> _Records from a data collection_:
________________________________________

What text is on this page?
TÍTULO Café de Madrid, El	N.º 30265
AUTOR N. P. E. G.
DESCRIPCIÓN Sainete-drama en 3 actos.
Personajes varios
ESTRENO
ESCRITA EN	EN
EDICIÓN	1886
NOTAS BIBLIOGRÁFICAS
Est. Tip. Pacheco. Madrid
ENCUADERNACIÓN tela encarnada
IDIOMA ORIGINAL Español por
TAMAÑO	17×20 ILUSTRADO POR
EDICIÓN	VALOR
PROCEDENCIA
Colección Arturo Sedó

________________________________________

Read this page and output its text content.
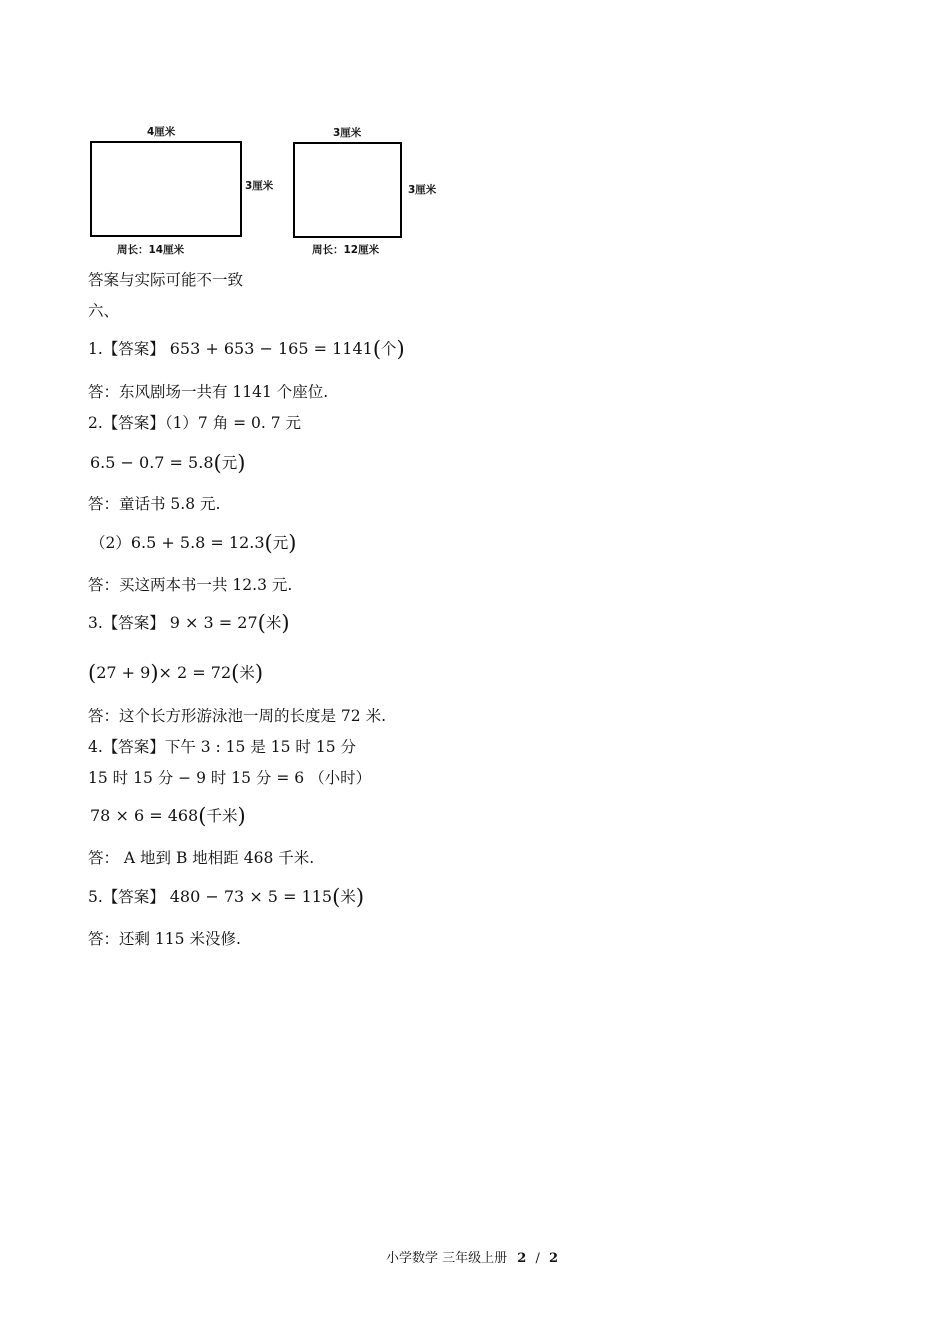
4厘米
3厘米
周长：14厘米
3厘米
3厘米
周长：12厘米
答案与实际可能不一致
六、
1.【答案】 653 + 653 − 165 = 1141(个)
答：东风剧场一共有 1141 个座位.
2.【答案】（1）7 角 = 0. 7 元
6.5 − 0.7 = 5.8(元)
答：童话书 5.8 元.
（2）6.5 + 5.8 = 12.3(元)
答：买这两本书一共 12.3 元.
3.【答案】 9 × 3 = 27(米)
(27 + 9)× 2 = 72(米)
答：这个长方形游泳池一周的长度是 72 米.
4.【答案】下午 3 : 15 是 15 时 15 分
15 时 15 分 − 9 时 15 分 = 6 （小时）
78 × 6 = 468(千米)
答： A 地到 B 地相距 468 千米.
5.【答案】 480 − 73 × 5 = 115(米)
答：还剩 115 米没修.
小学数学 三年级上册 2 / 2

________________________________________

> _PROBLEM_:
Identify and copy lines that hold the string "page".

> _TASK OUTPUT_:
What text is on this page?
Read this page and output its text content.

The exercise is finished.